• [DATA PROVIDED]:
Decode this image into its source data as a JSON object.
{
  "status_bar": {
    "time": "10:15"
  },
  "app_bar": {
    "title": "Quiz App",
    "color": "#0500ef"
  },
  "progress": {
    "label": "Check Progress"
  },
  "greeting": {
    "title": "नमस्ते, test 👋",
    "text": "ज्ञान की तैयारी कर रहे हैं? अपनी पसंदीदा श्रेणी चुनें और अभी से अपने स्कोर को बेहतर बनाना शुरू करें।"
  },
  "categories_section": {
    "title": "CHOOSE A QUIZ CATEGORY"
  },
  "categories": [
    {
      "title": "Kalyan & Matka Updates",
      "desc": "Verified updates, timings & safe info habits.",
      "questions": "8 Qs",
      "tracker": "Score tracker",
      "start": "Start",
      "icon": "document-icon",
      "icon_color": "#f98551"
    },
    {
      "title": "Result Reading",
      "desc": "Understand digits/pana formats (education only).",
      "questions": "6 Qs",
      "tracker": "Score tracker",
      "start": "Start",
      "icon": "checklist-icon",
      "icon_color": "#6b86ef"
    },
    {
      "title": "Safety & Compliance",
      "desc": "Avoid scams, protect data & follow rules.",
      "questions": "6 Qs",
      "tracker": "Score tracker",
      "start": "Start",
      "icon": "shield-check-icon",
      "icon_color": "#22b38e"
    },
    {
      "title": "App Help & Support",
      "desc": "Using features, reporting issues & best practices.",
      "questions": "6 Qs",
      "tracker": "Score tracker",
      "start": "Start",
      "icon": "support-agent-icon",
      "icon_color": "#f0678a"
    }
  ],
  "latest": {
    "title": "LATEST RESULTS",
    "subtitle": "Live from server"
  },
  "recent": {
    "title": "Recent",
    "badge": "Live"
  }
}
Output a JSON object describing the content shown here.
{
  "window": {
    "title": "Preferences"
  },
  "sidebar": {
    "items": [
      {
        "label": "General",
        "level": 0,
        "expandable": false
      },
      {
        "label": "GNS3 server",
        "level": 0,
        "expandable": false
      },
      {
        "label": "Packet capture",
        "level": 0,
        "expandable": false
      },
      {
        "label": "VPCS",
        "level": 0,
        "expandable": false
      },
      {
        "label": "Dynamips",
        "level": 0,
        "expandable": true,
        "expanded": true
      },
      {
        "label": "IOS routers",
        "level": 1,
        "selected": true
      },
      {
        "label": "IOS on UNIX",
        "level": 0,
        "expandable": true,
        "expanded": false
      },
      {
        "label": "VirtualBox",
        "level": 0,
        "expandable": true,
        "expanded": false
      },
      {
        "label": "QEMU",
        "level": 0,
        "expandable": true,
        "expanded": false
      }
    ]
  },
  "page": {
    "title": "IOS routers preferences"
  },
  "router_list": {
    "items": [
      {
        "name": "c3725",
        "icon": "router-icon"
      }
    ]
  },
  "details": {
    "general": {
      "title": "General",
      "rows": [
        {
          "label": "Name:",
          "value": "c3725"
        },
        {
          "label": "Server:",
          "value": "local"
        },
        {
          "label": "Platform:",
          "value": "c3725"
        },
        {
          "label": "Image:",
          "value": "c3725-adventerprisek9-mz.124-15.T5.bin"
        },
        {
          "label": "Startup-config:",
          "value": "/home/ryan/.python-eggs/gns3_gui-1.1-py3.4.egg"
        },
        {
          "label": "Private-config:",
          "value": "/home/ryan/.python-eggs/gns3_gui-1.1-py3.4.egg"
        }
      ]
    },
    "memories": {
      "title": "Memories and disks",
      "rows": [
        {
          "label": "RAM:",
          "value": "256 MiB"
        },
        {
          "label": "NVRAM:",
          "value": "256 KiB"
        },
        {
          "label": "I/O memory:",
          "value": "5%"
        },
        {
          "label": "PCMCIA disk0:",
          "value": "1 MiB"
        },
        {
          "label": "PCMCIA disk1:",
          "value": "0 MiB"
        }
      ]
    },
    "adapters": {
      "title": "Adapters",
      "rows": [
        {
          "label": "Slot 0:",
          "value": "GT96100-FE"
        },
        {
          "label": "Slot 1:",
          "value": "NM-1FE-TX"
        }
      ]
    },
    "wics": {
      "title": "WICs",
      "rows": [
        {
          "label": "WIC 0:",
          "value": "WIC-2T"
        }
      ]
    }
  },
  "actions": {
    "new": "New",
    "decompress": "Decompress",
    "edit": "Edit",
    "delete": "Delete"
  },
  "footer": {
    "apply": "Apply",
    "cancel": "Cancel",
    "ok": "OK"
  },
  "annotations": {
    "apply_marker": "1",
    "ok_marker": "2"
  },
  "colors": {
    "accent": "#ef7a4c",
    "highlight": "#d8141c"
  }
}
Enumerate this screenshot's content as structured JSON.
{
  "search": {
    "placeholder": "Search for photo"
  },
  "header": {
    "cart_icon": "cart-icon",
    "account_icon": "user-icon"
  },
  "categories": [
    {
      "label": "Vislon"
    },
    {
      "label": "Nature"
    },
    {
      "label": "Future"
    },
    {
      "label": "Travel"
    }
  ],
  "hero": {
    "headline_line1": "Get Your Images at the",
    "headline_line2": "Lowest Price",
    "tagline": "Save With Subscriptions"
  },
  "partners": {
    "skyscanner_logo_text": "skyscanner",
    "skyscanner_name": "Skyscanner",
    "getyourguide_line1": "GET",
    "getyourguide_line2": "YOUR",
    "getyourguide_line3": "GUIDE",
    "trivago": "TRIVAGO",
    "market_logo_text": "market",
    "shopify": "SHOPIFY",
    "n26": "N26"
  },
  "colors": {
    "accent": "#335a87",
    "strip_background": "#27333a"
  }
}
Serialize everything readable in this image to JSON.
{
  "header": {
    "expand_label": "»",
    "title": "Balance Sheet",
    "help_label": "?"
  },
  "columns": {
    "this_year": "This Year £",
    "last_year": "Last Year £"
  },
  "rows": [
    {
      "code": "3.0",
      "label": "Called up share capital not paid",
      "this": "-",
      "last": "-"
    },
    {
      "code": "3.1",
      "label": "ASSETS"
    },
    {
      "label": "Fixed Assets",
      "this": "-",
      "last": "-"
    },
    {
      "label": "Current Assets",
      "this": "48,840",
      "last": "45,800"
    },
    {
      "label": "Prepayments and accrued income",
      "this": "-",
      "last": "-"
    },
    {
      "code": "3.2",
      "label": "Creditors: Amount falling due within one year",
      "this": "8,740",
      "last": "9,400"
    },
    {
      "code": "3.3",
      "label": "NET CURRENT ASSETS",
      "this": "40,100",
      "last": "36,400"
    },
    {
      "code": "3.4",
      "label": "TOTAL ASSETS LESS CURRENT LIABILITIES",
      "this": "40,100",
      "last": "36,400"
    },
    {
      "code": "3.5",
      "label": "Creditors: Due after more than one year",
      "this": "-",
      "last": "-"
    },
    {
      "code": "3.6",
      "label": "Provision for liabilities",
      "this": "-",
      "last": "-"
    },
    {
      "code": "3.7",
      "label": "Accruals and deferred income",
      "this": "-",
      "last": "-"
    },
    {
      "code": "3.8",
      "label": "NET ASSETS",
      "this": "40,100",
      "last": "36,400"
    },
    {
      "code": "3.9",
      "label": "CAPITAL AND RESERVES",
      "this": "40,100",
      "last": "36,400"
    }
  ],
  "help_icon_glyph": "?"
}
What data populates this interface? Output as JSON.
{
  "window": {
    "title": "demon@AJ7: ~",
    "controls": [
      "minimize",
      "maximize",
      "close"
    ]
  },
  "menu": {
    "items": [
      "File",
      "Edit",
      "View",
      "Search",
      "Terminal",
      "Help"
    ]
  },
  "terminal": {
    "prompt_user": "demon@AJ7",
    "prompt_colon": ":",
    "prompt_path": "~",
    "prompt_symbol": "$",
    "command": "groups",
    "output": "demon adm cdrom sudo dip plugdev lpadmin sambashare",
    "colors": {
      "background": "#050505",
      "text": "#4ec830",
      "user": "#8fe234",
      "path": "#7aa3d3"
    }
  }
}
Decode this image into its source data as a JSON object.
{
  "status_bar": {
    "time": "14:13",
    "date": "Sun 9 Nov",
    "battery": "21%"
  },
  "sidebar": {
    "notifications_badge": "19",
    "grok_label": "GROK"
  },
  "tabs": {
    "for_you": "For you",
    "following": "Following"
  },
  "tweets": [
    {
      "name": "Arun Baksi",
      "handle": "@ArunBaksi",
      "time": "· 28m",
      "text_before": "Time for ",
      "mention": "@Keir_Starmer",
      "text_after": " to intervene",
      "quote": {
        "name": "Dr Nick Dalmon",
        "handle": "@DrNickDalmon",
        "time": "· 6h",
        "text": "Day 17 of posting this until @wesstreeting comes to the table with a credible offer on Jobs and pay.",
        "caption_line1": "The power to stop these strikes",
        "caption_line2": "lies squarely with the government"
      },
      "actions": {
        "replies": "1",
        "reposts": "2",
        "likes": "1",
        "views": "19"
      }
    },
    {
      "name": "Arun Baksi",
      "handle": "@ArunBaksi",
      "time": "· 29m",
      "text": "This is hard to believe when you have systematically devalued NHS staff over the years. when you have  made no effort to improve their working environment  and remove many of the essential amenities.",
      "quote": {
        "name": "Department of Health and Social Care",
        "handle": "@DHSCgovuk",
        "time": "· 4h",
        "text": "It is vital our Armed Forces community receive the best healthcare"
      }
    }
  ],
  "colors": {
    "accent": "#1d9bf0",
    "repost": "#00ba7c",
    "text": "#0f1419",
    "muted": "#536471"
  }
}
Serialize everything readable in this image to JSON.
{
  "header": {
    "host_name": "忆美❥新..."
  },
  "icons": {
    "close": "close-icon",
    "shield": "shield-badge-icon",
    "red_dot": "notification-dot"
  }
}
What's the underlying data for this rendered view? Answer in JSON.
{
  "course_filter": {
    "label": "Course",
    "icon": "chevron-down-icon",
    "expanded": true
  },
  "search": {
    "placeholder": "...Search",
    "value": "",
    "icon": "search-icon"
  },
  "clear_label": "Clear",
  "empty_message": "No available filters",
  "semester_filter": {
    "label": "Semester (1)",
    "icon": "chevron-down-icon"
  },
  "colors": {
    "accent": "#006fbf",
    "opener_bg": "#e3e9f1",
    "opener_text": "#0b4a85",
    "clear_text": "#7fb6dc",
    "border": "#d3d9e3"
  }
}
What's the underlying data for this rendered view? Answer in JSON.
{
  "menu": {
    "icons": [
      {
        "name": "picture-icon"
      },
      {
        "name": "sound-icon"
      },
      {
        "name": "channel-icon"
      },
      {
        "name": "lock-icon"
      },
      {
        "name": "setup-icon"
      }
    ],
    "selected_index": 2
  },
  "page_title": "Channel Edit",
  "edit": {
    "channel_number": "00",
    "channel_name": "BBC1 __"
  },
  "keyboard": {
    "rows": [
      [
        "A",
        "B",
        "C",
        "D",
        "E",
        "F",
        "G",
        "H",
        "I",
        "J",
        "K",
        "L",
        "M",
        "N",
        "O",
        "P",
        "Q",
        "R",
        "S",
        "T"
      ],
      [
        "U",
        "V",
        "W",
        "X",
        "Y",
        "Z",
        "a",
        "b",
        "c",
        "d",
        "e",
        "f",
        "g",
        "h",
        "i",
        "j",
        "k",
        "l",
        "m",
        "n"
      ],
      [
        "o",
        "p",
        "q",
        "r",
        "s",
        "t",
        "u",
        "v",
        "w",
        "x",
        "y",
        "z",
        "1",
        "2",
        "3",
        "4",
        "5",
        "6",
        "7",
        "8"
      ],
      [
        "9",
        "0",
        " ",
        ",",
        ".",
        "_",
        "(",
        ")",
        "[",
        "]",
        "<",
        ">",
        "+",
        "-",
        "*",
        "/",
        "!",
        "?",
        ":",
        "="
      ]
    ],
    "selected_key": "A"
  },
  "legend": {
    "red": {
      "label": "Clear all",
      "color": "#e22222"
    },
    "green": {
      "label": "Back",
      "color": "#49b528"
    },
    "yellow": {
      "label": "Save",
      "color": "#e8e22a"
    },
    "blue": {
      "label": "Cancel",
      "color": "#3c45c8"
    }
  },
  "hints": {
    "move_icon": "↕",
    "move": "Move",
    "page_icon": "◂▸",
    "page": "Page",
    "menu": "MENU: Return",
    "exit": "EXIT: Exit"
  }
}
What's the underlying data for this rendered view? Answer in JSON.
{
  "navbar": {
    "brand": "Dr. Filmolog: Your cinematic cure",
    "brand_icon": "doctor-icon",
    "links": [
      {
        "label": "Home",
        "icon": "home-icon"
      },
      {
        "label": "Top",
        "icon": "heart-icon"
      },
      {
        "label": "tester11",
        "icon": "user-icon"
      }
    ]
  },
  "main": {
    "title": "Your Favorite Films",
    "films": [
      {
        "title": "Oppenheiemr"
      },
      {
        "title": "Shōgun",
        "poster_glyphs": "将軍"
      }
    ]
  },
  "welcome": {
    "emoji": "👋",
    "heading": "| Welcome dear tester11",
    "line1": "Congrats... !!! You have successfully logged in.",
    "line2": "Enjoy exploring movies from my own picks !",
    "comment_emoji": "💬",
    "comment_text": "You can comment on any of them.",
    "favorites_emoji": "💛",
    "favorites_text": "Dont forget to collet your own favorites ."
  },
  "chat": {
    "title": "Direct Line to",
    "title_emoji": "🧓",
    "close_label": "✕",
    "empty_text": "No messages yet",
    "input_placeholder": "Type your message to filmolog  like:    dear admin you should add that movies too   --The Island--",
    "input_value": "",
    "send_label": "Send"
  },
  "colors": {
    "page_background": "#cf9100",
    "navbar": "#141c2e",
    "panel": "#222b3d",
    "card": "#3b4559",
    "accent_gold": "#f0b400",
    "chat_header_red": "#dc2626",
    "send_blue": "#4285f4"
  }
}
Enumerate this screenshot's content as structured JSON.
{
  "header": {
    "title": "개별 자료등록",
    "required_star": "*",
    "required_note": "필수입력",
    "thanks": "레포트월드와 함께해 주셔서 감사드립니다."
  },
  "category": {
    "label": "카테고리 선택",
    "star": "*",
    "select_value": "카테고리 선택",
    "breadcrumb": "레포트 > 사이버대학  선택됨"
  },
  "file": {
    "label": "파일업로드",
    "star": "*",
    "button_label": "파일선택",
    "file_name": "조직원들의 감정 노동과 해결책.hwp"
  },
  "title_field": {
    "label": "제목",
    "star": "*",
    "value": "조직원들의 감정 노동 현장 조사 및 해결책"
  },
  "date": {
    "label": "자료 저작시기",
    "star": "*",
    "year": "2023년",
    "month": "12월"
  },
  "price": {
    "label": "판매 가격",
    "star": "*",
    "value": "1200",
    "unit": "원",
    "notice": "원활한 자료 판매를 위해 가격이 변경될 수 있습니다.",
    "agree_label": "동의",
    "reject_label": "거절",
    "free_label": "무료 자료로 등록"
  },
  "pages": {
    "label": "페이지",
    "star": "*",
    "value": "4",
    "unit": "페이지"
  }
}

• [EXERCISE REQUIREMENTS]:
Identify the lines in the entries above that contain "Creditors", then copy them out.

• [EXERCISE RESPONSE]:
      "label": "Creditors: Amount falling due within one year",
      "label": "Creditors: Due after more than one year",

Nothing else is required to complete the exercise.